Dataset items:
◆ ◆ ◆ ◆ ◆ ◆ ◆
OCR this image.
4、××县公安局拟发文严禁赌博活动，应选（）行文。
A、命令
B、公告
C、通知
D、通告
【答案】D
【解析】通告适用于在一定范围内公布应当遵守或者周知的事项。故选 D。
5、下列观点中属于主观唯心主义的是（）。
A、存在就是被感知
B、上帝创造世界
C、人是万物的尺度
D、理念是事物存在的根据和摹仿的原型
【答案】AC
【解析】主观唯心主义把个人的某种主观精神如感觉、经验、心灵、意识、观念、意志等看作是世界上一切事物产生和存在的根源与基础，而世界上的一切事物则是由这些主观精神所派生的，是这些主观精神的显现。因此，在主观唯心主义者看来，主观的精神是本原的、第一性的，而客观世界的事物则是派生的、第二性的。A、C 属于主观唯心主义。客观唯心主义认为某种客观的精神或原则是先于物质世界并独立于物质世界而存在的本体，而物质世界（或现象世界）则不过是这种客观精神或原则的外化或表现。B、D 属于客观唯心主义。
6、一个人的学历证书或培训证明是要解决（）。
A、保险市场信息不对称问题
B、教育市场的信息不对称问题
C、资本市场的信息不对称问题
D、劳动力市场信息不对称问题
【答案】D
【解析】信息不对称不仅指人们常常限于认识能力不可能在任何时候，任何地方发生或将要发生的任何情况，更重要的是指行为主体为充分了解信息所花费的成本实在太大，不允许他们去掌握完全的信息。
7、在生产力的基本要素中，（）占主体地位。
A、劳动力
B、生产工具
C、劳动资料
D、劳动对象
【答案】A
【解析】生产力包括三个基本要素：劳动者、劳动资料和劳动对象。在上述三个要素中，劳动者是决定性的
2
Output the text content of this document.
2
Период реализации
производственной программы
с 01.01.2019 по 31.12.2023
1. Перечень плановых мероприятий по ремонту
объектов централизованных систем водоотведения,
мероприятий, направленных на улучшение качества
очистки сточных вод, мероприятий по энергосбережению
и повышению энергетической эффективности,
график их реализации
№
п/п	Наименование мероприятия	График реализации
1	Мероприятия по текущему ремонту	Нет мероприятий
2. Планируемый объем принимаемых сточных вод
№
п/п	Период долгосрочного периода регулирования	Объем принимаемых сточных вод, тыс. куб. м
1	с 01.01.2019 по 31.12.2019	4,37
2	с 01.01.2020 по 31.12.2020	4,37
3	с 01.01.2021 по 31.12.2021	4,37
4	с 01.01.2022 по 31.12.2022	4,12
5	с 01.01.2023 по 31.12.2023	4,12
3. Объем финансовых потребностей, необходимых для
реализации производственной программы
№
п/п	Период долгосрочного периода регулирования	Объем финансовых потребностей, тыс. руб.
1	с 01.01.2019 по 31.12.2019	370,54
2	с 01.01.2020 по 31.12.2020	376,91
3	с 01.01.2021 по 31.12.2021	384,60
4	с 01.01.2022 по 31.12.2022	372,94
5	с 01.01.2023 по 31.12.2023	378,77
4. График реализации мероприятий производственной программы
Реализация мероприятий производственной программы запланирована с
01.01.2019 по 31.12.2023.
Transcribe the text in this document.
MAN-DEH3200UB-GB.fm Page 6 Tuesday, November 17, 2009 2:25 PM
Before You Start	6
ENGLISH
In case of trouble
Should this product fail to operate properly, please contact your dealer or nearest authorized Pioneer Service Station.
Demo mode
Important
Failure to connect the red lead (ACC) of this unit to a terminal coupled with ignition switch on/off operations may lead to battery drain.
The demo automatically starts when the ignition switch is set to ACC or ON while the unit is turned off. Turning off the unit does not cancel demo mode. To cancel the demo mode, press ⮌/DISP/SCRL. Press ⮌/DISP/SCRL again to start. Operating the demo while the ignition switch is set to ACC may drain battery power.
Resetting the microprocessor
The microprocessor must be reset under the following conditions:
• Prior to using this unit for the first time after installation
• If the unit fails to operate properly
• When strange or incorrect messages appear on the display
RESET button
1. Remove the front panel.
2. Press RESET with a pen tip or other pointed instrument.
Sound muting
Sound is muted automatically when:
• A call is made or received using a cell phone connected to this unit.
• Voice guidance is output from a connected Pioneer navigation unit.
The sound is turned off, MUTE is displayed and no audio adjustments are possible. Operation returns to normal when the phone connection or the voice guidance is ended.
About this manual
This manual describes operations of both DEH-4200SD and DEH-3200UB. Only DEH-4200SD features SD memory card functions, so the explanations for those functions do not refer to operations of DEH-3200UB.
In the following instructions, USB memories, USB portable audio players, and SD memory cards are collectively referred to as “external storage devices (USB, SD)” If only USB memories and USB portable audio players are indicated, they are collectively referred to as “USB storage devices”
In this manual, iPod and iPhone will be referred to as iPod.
◆ ◆ ◆ ◆ ◆ ◆ ◆
## Directions for this task:
Exact output of every entry is required.

## Task output:
OCR this image.
4、××县公安局拟发文严禁赌博活动，应选（）行文。
A、命令
B、公告
C、通知
D、通告
【答案】D
【解析】通告适用于在一定范围内公布应当遵守或者周知的事项。故选 D。
5、下列观点中属于主观唯心主义的是（）。
A、存在就是被感知
B、上帝创造世界
C、人是万物的尺度
D、理念是事物存在的根据和摹仿的原型
【答案】AC
【解析】主观唯心主义把个人的某种主观精神如感觉、经验、心灵、意识、观念、意志等看作是世界上一切事物产生和存在的根源与基础，而世界上的一切事物则是由这些主观精神所派生的，是这些主观精神的显现。因此，在主观唯心主义者看来，主观的精神是本原的、第一性的，而客观世界的事物则是派生的、第二性的。A、C 属于主观唯心主义。客观唯心主义认为某种客观的精神或原则是先于物质世界并独立于物质世界而存在的本体，而物质世界（或现象世界）则不过是这种客观精神或原则的外化或表现。B、D 属于客观唯心主义。
6、一个人的学历证书或培训证明是要解决（）。
A、保险市场信息不对称问题
B、教育市场的信息不对称问题
C、资本市场的信息不对称问题
D、劳动力市场信息不对称问题
【答案】D
【解析】信息不对称不仅指人们常常限于认识能力不可能在任何时候，任何地方发生或将要发生的任何情况，更重要的是指行为主体为充分了解信息所花费的成本实在太大，不允许他们去掌握完全的信息。
7、在生产力的基本要素中，（）占主体地位。
A、劳动力
B、生产工具
C、劳动资料
D、劳动对象
【答案】A
【解析】生产力包括三个基本要素：劳动者、劳动资料和劳动对象。在上述三个要素中，劳动者是决定性的
2
Output the text content of this document.
2
Период реализации
производственной программы
с 01.01.2019 по 31.12.2023
1. Перечень плановых мероприятий по ремонту
объектов централизованных систем водоотведения,
мероприятий, направленных на улучшение качества
очистки сточных вод, мероприятий по энергосбережению
и повышению энергетической эффективности,
график их реализации
№
п/п	Наименование мероприятия	График реализации
1	Мероприятия по текущему ремонту	Нет мероприятий
2. Планируемый объем принимаемых сточных вод
№
п/п	Период долгосрочного периода регулирования	Объем принимаемых сточных вод, тыс. куб. м
1	с 01.01.2019 по 31.12.2019	4,37
2	с 01.01.2020 по 31.12.2020	4,37
3	с 01.01.2021 по 31.12.2021	4,37
4	с 01.01.2022 по 31.12.2022	4,12
5	с 01.01.2023 по 31.12.2023	4,12
3. Объем финансовых потребностей, необходимых для
реализации производственной программы
№
п/п	Период долгосрочного периода регулирования	Объем финансовых потребностей, тыс. руб.
1	с 01.01.2019 по 31.12.2019	370,54
2	с 01.01.2020 по 31.12.2020	376,91
3	с 01.01.2021 по 31.12.2021	384,60
4	с 01.01.2022 по 31.12.2022	372,94
5	с 01.01.2023 по 31.12.2023	378,77
4. График реализации мероприятий производственной программы
Реализация мероприятий производственной программы запланирована с
01.01.2019 по 31.12.2023.
Transcribe the text in this document.
MAN-DEH3200UB-GB.fm Page 6 Tuesday, November 17, 2009 2:25 PM
Before You Start	6
ENGLISH
In case of trouble
Should this product fail to operate properly, please contact your dealer or nearest authorized Pioneer Service Station.
Demo mode
Important
Failure to connect the red lead (ACC) of this unit to a terminal coupled with ignition switch on/off operations may lead to battery drain.
The demo automatically starts when the ignition switch is set to ACC or ON while the unit is turned off. Turning off the unit does not cancel demo mode. To cancel the demo mode, press ⮌/DISP/SCRL. Press ⮌/DISP/SCRL again to start. Operating the demo while the ignition switch is set to ACC may drain battery power.
Resetting the microprocessor
The microprocessor must be reset under the following conditions:
• Prior to using this unit for the first time after installation
• If the unit fails to operate properly
• When strange or incorrect messages appear on the display
RESET button
1. Remove the front panel.
2. Press RESET with a pen tip or other pointed instrument.
Sound muting
Sound is muted automatically when:
• A call is made or received using a cell phone connected to this unit.
• Voice guidance is output from a connected Pioneer navigation unit.
The sound is turned off, MUTE is displayed and no audio adjustments are possible. Operation returns to normal when the phone connection or the voice guidance is ended.
About this manual
This manual describes operations of both DEH-4200SD and DEH-3200UB. Only DEH-4200SD features SD memory card functions, so the explanations for those functions do not refer to operations of DEH-3200UB.
In the following instructions, USB memories, USB portable audio players, and SD memory cards are collectively referred to as “external storage devices (USB, SD)” If only USB memories and USB portable audio players are indicated, they are collectively referred to as “USB storage devices”
In this manual, iPod and iPhone will be referred to as iPod.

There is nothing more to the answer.